(Dataset items)

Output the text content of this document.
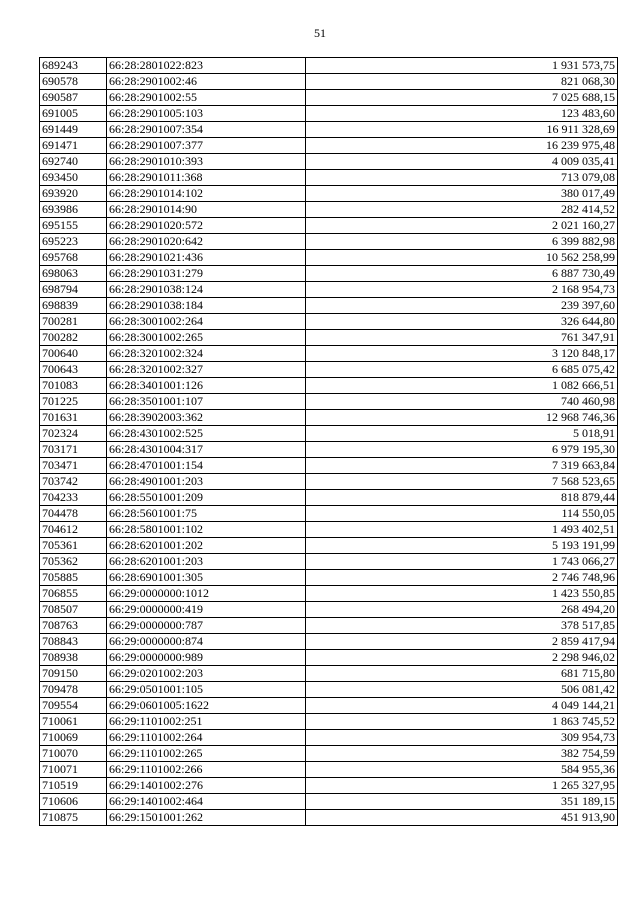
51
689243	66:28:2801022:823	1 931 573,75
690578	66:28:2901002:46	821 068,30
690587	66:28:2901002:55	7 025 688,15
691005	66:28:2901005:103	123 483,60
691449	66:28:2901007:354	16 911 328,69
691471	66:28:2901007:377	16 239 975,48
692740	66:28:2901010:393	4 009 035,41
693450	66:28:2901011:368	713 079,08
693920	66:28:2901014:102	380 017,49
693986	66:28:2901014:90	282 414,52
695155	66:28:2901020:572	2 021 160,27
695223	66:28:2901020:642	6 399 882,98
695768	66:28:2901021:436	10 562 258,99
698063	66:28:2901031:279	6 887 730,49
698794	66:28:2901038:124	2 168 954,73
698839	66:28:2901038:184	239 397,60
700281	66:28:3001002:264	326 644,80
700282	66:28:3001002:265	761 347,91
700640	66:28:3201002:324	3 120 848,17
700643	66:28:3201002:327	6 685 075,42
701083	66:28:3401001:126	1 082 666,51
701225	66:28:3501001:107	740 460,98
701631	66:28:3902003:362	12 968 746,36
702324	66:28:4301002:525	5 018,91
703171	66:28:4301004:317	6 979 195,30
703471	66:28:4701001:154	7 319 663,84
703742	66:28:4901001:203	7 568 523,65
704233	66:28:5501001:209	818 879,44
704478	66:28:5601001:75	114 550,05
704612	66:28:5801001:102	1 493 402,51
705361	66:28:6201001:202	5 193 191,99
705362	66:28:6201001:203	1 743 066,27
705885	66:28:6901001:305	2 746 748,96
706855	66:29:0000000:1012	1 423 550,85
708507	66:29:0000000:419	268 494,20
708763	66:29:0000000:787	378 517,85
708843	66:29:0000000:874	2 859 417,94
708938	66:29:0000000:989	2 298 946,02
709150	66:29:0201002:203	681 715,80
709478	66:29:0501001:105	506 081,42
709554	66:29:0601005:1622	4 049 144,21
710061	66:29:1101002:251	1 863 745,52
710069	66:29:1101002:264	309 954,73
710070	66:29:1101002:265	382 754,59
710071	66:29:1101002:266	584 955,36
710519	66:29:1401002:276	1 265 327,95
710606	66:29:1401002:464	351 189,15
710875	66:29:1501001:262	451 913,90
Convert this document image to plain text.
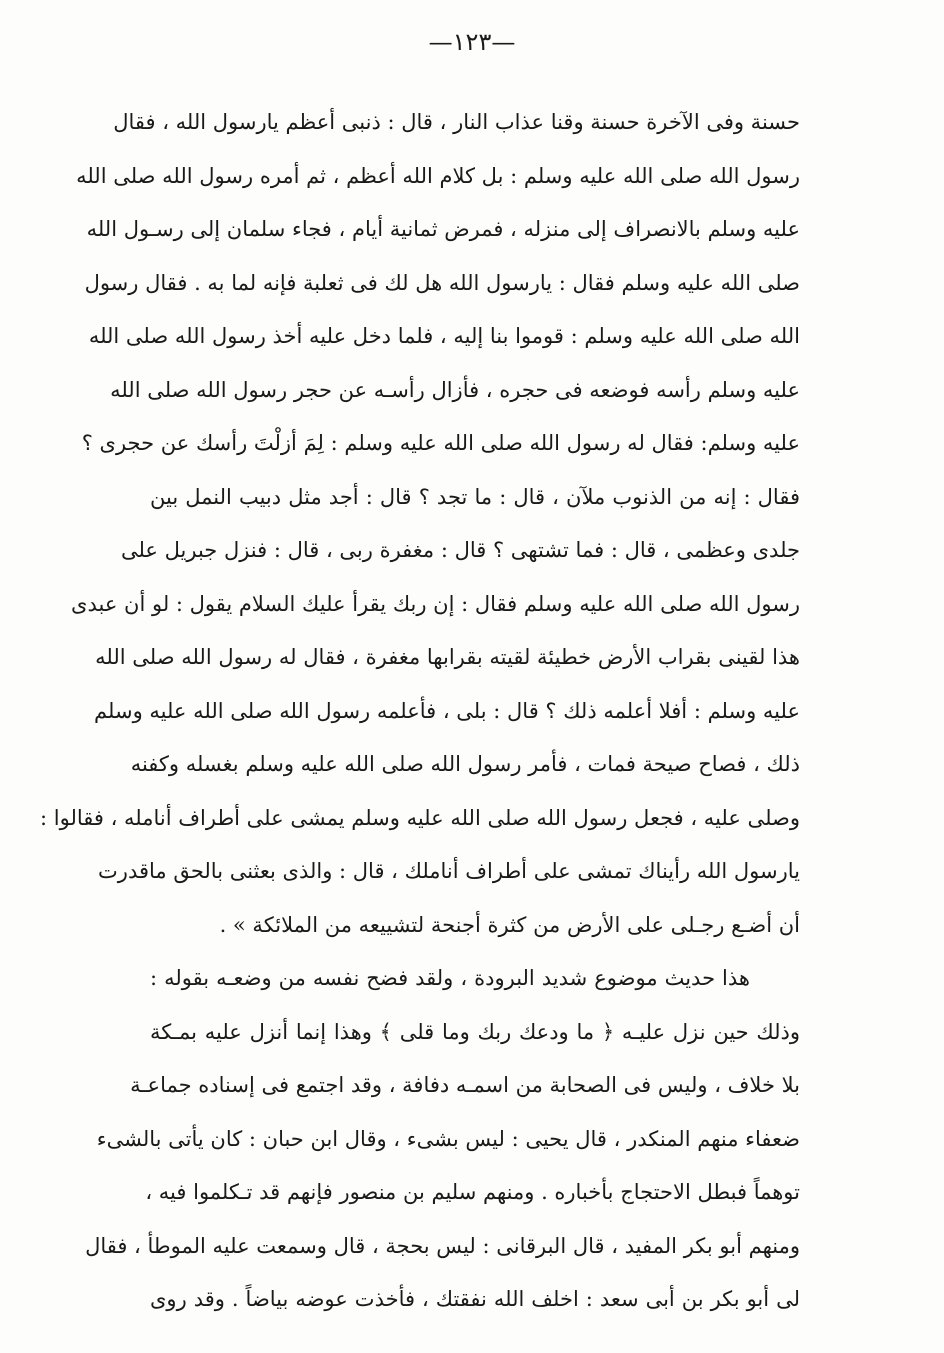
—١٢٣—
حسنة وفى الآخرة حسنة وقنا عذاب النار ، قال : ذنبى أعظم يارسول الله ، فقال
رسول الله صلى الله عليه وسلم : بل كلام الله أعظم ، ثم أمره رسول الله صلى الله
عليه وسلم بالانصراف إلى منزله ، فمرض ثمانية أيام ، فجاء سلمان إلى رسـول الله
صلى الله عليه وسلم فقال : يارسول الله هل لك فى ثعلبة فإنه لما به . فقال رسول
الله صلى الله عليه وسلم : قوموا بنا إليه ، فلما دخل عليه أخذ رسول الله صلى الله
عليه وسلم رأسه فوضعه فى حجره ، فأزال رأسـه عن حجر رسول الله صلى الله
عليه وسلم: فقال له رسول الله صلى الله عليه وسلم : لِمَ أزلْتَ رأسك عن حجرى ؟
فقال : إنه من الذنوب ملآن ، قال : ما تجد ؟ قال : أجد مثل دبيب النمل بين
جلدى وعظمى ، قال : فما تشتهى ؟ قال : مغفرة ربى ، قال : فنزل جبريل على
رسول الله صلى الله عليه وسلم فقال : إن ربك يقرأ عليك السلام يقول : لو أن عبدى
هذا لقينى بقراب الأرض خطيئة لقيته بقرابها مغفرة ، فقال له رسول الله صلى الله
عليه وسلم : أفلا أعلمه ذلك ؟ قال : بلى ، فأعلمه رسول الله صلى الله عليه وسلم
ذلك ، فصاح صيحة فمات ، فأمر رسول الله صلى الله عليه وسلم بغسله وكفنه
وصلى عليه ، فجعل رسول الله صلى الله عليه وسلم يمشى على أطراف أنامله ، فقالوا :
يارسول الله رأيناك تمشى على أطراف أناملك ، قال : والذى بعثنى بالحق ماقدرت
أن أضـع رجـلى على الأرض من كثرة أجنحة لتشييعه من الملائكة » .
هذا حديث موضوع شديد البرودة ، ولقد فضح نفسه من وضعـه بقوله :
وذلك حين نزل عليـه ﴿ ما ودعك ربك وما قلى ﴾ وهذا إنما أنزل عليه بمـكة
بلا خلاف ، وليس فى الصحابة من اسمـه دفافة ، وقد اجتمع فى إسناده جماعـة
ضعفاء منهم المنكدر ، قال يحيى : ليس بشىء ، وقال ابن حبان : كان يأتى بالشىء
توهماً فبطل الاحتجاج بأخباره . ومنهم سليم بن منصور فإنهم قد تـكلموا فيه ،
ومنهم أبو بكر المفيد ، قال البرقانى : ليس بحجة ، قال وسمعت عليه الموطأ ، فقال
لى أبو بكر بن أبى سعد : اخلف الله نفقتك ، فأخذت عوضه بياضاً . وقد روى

» **INSTRUCTIONS FOR THE TASK**
Among the lines of the data, identify those with the word "الأرض". Copy each of them.

» **OUTPUT OF THE EXERCISE**
هذا لقينى بقراب الأرض خطيئة لقيته بقرابها مغفرة ، فقال له رسول الله صلى الله
أن أضـع رجـلى على الأرض من كثرة أجنحة لتشييعه من الملائكة » .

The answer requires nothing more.